◆ LISTED ENTRIES
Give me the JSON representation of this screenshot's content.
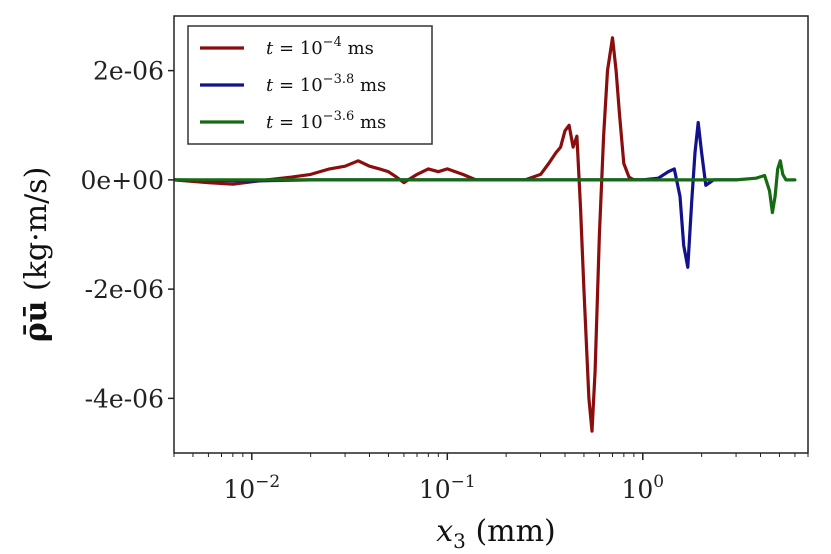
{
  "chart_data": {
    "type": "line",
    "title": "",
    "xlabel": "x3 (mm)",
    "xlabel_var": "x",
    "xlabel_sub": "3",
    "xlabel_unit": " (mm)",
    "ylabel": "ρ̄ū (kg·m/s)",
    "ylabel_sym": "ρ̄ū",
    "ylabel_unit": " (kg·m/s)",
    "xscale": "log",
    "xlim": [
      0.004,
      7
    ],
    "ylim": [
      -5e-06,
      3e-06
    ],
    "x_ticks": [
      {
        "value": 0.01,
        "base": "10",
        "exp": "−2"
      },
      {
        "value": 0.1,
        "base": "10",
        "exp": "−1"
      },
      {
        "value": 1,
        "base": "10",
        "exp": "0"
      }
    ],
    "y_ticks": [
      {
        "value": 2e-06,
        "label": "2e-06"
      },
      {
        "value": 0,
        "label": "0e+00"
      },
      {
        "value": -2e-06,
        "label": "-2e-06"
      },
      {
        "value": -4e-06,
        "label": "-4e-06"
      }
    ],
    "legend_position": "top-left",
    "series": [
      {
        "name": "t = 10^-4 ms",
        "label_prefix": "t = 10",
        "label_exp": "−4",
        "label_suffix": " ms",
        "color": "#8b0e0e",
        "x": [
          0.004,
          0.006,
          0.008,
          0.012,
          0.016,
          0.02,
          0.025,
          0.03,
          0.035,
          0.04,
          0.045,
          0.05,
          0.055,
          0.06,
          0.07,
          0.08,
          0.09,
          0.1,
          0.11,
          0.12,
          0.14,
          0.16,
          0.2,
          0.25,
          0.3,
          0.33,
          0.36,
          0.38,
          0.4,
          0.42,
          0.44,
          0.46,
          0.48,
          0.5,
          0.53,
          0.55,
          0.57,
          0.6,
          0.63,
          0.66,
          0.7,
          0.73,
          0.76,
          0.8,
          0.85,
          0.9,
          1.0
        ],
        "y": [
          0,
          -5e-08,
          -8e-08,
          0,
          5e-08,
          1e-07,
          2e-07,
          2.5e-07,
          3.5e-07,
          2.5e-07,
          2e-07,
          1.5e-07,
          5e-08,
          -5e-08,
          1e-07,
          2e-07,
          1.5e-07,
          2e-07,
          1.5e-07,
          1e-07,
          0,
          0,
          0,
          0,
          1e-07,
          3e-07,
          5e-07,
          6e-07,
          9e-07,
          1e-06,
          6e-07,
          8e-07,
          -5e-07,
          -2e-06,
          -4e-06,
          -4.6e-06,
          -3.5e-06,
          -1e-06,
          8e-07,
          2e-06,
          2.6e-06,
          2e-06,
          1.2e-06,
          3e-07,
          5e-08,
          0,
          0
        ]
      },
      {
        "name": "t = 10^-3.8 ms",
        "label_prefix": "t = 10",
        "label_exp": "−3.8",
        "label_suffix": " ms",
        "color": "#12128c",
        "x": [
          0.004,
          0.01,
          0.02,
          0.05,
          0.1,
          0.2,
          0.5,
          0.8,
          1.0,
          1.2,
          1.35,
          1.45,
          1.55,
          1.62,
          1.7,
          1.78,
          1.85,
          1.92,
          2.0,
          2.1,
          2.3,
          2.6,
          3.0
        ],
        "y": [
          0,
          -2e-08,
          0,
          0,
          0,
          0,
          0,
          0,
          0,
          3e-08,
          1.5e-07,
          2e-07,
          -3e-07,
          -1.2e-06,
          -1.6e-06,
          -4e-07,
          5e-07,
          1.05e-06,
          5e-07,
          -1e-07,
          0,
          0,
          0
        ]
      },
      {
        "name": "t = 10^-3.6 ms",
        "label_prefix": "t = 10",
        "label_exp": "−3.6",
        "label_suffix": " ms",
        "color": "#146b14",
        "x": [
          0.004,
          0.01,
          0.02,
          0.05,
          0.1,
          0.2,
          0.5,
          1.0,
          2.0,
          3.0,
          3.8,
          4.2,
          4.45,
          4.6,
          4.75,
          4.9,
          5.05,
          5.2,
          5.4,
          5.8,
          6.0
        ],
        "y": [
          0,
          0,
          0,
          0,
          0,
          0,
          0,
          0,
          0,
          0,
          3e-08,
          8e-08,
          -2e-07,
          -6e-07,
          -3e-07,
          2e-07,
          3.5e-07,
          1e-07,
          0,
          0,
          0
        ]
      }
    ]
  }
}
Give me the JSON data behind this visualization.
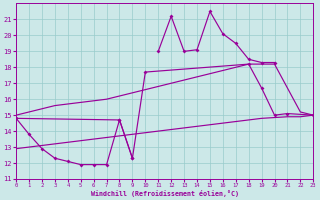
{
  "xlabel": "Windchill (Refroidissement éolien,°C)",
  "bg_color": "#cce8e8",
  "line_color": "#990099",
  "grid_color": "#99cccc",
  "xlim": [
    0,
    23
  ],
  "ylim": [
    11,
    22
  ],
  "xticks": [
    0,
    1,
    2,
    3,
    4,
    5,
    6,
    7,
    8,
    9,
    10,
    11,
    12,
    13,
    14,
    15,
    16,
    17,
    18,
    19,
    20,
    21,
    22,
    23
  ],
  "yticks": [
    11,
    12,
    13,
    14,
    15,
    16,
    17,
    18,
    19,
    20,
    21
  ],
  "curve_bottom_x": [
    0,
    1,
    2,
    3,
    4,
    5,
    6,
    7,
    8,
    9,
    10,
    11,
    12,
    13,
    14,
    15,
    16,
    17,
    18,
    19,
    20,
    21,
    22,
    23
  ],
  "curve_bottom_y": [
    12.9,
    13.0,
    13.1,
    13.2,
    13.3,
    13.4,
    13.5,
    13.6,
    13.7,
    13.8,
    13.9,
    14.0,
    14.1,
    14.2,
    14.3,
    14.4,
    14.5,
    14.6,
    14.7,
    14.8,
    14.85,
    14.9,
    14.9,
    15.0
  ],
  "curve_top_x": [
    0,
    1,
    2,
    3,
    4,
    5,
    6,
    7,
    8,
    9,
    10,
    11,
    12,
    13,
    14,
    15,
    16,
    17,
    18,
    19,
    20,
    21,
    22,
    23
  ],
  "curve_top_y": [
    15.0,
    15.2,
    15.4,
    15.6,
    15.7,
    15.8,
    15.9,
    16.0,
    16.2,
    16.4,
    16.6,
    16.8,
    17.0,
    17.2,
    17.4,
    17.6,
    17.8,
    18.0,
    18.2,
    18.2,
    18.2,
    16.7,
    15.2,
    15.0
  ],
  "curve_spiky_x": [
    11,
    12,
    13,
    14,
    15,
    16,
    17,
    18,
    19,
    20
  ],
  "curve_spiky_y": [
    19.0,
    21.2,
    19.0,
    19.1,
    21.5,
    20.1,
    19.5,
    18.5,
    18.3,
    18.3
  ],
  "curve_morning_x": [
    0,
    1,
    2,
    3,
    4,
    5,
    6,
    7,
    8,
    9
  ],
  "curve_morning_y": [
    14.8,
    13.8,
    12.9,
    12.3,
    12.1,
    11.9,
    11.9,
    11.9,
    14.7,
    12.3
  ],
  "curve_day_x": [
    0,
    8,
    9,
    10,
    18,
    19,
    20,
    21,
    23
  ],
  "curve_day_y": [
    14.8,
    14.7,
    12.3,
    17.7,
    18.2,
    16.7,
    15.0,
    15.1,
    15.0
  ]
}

◆ WHAT TO WORK ON
Single out each line of the records above with the string "value" in it, and copy it.

◆ THE COMPLETED TASK
        "value": 0.01,
        "value": 0.1,
        "value": 1,
        "value": 2e-06,
        "value": 0,
        "value": -2e-06,
        "value": -4e-06,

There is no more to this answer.